-- begin MATERIAL FOR THIS EXERCISE --

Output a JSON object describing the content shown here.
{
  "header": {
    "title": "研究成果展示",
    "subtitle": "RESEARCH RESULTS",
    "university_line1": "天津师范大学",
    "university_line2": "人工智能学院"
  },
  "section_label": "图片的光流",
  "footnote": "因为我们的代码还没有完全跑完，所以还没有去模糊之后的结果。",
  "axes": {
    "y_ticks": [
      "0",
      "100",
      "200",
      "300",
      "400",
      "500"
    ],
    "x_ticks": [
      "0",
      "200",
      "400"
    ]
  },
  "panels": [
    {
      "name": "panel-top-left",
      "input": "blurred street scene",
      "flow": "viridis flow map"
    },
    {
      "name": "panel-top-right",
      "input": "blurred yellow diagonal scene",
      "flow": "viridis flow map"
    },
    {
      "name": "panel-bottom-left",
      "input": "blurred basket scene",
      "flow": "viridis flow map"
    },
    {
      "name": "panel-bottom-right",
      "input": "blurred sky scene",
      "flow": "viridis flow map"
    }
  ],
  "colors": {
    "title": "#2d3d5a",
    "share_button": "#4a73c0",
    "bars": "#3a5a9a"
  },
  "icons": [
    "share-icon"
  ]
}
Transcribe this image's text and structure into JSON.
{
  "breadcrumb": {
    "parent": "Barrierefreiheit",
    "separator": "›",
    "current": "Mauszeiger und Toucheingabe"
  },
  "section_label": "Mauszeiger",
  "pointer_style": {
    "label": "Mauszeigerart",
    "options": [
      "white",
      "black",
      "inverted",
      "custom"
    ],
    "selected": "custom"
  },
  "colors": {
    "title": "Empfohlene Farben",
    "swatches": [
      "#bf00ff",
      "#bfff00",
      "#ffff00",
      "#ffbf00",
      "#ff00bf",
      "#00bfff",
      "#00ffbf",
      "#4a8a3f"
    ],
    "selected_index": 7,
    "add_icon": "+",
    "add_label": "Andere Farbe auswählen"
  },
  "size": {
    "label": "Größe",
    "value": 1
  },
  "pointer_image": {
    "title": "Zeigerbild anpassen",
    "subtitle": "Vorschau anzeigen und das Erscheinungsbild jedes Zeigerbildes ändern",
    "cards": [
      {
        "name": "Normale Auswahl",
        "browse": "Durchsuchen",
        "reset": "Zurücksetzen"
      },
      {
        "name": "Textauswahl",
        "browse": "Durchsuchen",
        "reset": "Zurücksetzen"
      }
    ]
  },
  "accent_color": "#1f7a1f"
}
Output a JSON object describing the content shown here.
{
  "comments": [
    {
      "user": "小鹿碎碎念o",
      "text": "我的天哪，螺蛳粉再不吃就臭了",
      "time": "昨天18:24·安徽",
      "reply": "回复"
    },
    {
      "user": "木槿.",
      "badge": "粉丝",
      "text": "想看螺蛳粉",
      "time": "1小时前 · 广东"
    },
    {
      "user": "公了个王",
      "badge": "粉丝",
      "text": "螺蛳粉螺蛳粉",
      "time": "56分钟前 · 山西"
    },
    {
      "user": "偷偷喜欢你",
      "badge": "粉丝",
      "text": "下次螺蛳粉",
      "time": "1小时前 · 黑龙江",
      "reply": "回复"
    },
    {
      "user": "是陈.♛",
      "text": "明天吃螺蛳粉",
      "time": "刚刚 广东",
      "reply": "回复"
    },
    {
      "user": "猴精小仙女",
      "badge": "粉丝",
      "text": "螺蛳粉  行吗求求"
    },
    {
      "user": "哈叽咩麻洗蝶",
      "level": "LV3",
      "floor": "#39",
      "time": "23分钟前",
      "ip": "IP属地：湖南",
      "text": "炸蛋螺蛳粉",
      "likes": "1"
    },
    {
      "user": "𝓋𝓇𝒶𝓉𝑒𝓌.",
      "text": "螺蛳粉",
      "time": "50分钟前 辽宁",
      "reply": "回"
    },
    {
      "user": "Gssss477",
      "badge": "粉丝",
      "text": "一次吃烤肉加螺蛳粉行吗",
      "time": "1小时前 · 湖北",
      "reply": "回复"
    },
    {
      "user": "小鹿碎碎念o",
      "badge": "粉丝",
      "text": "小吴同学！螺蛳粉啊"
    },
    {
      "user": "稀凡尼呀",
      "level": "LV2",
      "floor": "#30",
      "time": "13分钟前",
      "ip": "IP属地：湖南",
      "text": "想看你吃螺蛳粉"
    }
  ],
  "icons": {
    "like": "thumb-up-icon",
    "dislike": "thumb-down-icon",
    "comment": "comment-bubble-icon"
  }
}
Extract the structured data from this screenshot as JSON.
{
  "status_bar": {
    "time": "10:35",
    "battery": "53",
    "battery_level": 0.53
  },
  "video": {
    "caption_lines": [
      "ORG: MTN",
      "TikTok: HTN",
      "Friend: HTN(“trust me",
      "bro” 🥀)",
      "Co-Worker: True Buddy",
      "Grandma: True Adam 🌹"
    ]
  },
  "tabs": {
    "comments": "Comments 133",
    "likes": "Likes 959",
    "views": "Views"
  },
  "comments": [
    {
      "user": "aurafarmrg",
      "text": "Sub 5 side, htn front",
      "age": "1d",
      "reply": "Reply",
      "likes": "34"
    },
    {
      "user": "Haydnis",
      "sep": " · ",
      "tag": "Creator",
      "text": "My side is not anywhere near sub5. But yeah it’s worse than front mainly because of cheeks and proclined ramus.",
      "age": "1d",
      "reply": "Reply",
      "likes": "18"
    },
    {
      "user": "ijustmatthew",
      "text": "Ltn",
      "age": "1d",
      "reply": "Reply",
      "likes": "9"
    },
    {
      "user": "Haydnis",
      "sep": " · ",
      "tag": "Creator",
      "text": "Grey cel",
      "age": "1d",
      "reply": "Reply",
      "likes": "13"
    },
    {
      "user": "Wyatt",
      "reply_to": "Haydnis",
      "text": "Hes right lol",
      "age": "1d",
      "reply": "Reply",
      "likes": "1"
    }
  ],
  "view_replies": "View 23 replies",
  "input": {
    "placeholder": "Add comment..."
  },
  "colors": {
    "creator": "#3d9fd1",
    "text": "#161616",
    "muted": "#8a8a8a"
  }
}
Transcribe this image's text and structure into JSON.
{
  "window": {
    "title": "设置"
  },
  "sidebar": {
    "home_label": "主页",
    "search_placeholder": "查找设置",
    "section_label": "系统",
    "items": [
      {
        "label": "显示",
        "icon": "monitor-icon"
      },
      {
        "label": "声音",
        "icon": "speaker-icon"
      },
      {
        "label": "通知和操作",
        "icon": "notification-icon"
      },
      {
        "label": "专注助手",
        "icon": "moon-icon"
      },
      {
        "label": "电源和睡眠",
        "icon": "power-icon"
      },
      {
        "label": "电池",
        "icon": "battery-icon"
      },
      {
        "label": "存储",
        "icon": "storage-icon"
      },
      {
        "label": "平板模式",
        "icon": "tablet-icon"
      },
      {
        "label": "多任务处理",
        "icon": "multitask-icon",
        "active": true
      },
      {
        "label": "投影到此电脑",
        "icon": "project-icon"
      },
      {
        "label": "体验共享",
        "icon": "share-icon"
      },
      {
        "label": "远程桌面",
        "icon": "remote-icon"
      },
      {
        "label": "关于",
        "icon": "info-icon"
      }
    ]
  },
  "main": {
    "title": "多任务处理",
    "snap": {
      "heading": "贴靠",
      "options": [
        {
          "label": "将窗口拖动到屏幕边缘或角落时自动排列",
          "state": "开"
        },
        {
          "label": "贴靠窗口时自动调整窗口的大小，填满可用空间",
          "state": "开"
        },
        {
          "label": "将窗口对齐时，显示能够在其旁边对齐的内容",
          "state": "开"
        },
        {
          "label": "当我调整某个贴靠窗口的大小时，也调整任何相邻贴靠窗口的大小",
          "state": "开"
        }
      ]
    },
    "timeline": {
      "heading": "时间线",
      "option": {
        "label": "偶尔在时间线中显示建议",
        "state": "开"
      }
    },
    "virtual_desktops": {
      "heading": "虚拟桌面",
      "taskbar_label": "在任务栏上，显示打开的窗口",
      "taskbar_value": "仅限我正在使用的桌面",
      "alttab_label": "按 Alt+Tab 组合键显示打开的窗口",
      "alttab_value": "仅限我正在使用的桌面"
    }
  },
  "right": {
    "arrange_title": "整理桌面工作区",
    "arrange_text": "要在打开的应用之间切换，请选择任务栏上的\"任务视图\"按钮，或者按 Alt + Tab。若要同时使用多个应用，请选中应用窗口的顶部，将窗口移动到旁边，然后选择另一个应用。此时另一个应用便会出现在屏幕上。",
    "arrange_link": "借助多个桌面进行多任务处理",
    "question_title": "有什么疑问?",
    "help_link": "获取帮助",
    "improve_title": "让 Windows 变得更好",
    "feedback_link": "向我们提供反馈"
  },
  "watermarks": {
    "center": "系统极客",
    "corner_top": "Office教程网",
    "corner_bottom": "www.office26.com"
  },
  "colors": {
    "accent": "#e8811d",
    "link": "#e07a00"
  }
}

-- end MATERIAL FOR THIS EXERCISE --

# INSTRUCTIONS FOR THE TASK
Copy out each line in the preceding records that contains "thumb".

# WORKED SOLUTION
    "like": "thumb-up-icon",
    "dislike": "thumb-down-icon",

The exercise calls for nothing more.